» **What is expected**
Scan the listing below and copy every line holding "content".

┄┄┄┄┄┄┄┄┄┄┄┄┄┄┄┄┄┄┄┄

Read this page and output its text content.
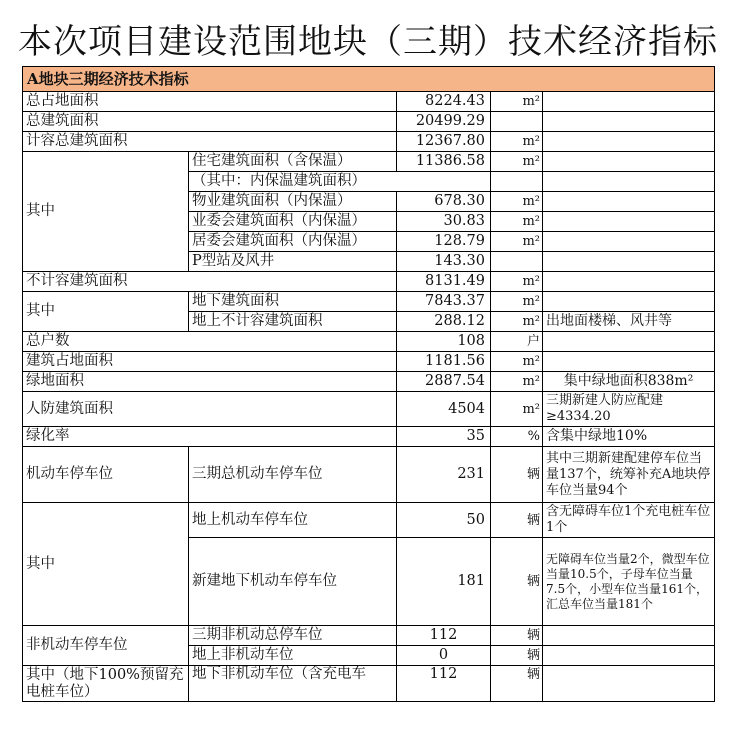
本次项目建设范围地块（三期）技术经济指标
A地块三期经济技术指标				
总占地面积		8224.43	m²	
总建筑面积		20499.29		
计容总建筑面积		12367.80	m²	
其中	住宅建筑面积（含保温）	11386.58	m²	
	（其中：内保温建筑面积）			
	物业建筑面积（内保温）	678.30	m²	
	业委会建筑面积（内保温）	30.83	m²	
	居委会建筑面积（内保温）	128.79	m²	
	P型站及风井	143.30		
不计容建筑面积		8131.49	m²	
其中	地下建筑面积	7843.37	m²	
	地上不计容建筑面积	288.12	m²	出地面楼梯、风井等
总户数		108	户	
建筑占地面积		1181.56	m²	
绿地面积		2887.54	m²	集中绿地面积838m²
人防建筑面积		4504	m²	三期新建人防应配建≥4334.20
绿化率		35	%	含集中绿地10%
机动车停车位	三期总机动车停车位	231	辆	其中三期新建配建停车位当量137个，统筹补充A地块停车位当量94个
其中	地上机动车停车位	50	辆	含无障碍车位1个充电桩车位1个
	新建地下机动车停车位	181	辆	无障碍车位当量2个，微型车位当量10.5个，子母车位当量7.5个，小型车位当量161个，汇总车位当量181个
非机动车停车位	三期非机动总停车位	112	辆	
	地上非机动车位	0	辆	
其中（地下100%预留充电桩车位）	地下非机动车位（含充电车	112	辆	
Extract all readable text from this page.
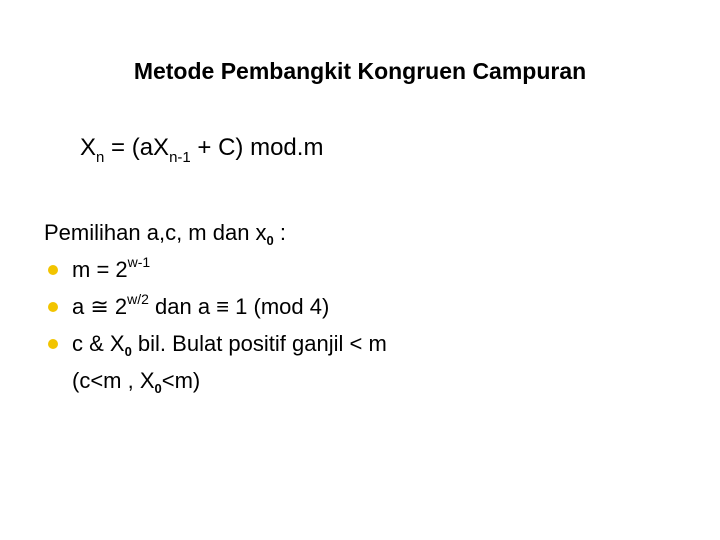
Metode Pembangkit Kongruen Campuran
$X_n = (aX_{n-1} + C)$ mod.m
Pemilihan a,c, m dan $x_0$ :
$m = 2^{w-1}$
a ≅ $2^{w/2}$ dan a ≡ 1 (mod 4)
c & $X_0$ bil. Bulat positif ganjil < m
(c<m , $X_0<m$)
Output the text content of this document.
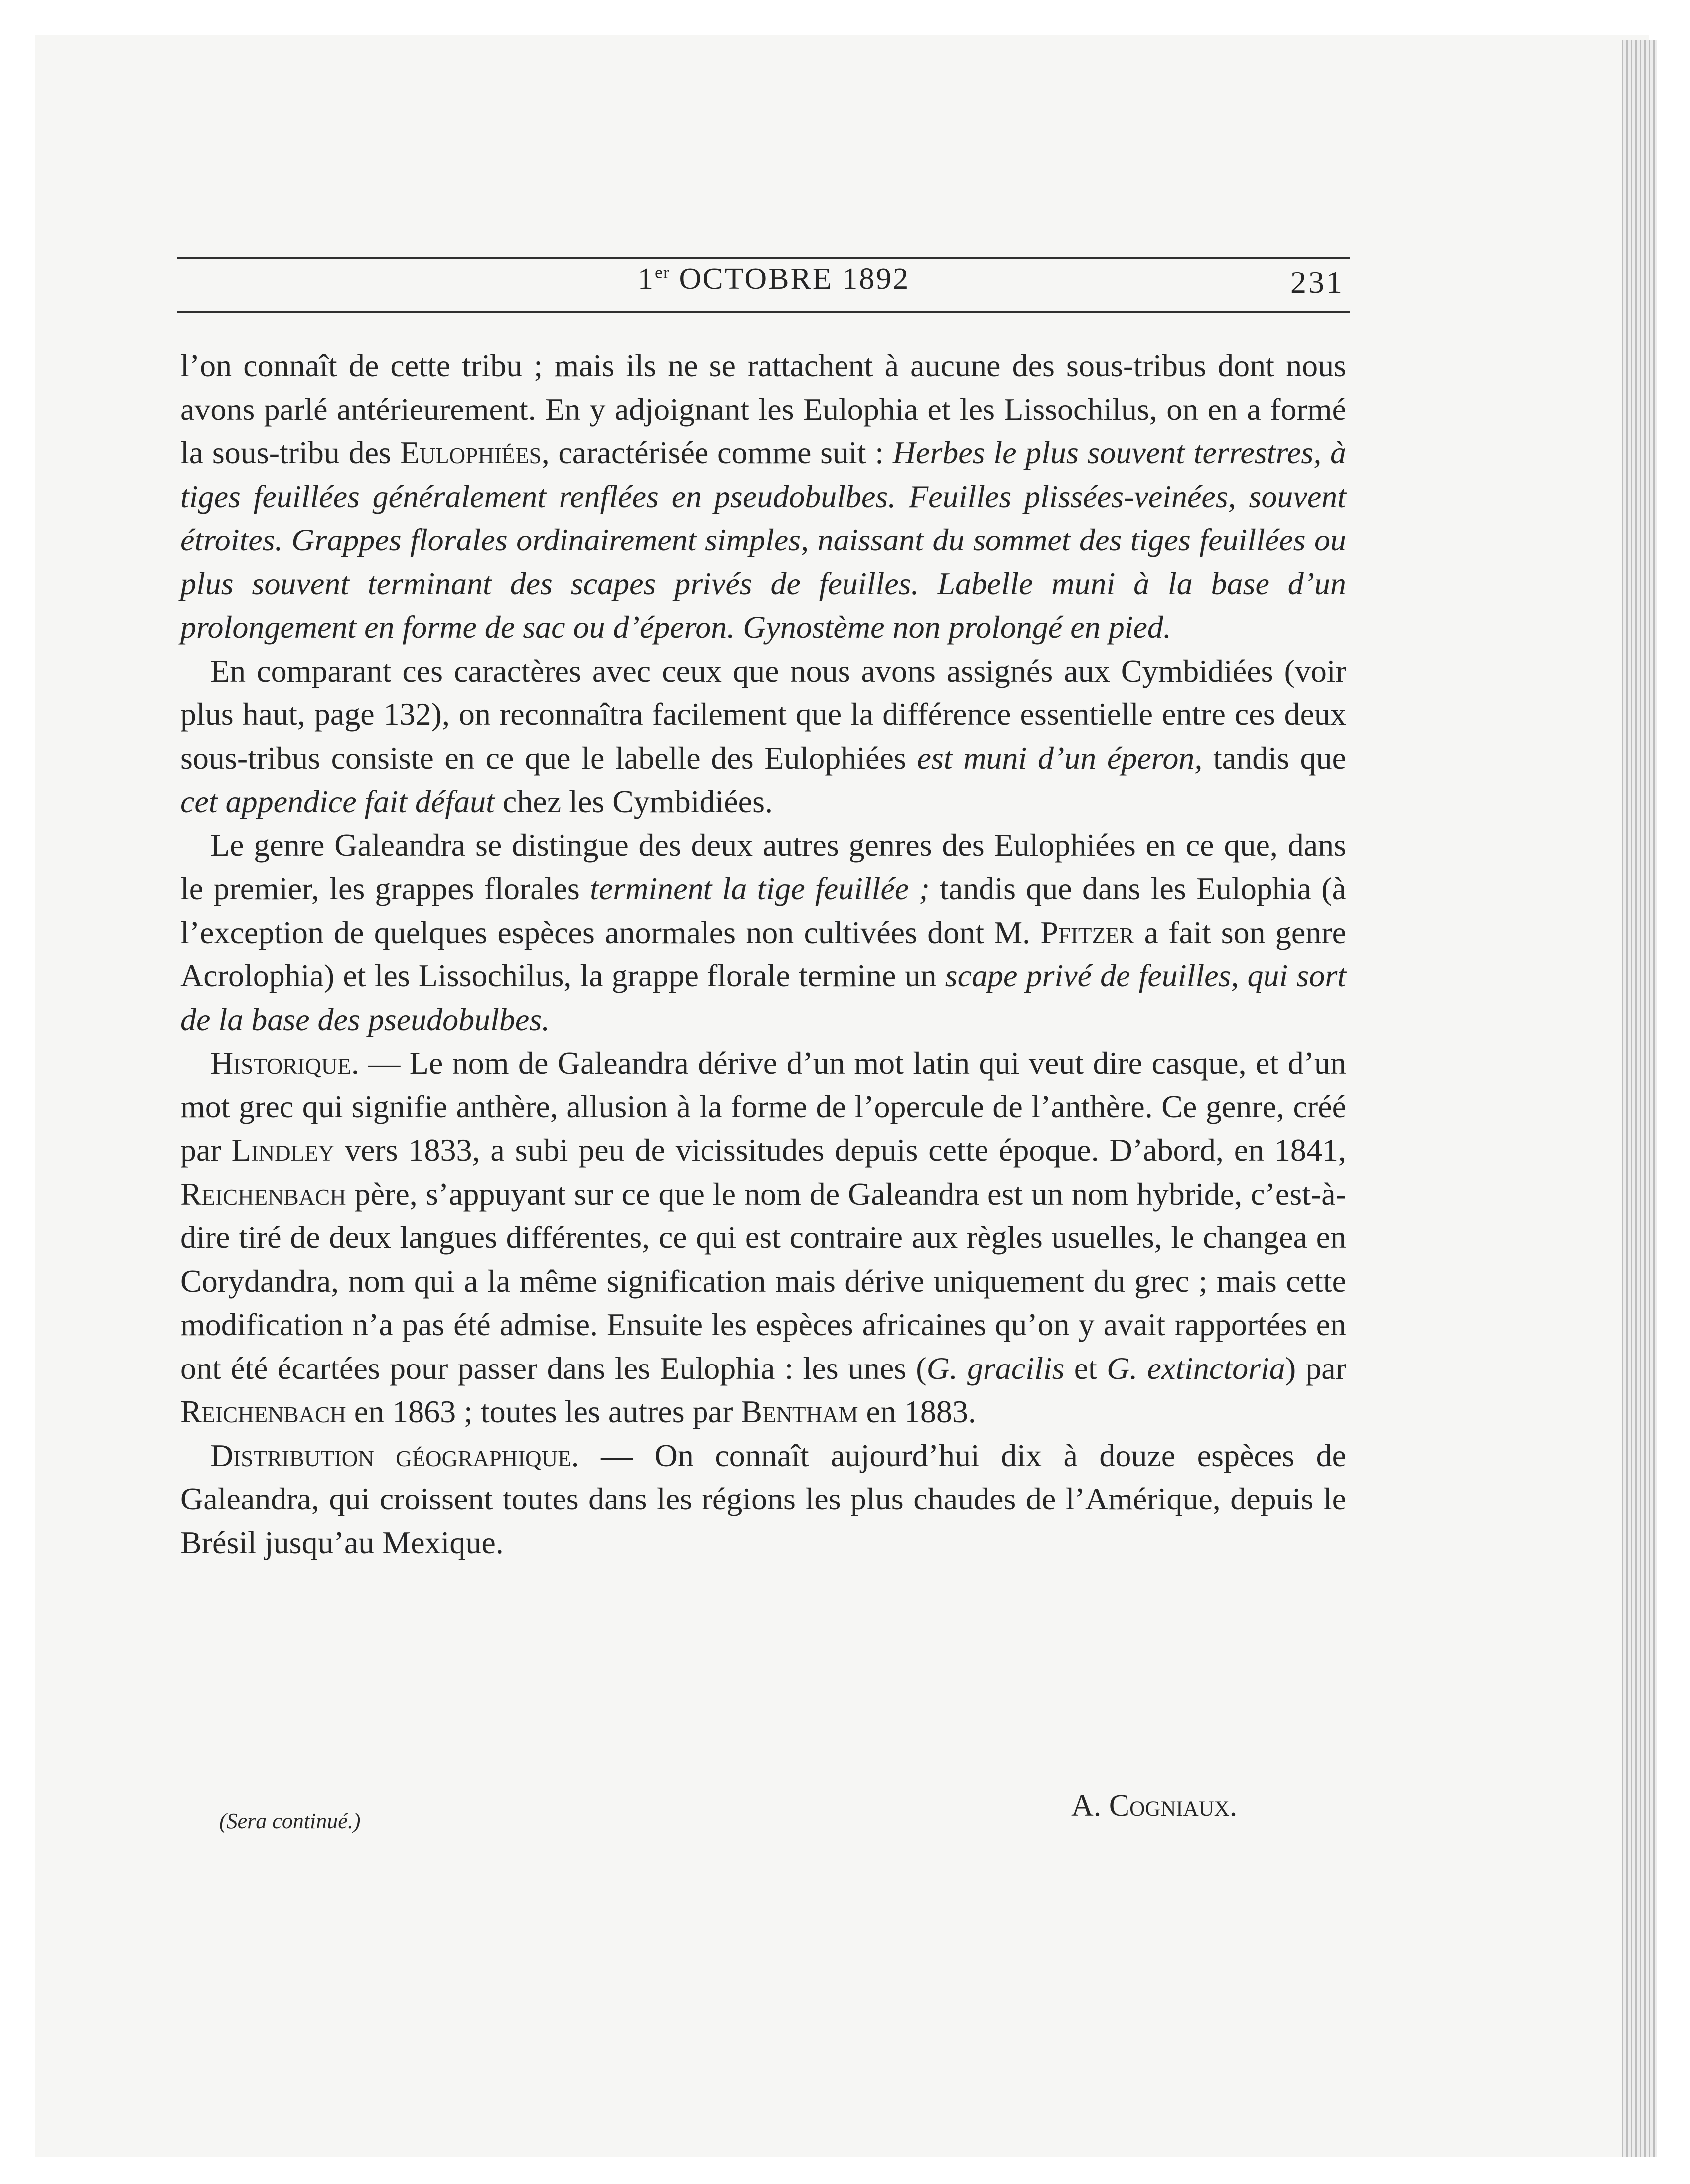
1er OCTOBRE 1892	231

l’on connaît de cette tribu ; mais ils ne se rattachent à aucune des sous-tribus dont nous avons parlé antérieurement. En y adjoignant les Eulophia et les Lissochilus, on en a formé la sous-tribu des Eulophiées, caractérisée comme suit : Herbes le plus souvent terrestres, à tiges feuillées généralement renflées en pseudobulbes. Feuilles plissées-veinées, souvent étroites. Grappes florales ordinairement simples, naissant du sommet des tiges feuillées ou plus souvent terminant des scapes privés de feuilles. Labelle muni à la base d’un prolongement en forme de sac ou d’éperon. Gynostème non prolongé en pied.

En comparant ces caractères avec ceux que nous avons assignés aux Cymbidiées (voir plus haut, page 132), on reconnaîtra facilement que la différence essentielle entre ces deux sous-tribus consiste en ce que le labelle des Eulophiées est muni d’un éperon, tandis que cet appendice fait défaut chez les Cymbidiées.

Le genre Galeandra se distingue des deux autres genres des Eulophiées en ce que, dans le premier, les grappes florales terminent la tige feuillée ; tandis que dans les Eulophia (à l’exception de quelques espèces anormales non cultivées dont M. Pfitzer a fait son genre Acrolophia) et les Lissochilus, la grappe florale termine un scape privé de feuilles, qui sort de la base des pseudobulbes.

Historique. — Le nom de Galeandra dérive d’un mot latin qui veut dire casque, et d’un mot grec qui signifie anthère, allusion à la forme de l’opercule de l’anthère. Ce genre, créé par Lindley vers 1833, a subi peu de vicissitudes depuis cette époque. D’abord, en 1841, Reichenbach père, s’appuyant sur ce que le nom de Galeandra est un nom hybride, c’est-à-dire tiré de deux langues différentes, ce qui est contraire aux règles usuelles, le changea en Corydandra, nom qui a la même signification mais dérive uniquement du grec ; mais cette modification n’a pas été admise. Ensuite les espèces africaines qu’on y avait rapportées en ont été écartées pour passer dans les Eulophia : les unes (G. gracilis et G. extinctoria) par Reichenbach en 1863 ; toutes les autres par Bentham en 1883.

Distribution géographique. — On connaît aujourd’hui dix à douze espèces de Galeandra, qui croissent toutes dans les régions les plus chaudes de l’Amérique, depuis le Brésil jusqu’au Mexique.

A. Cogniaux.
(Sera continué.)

┄┄┄┄┄┄┄┄┄┄┄┄┄┄┄┄┄┄┄┄

» **The result**
Read this page and output its text content.
Output the text content of this document.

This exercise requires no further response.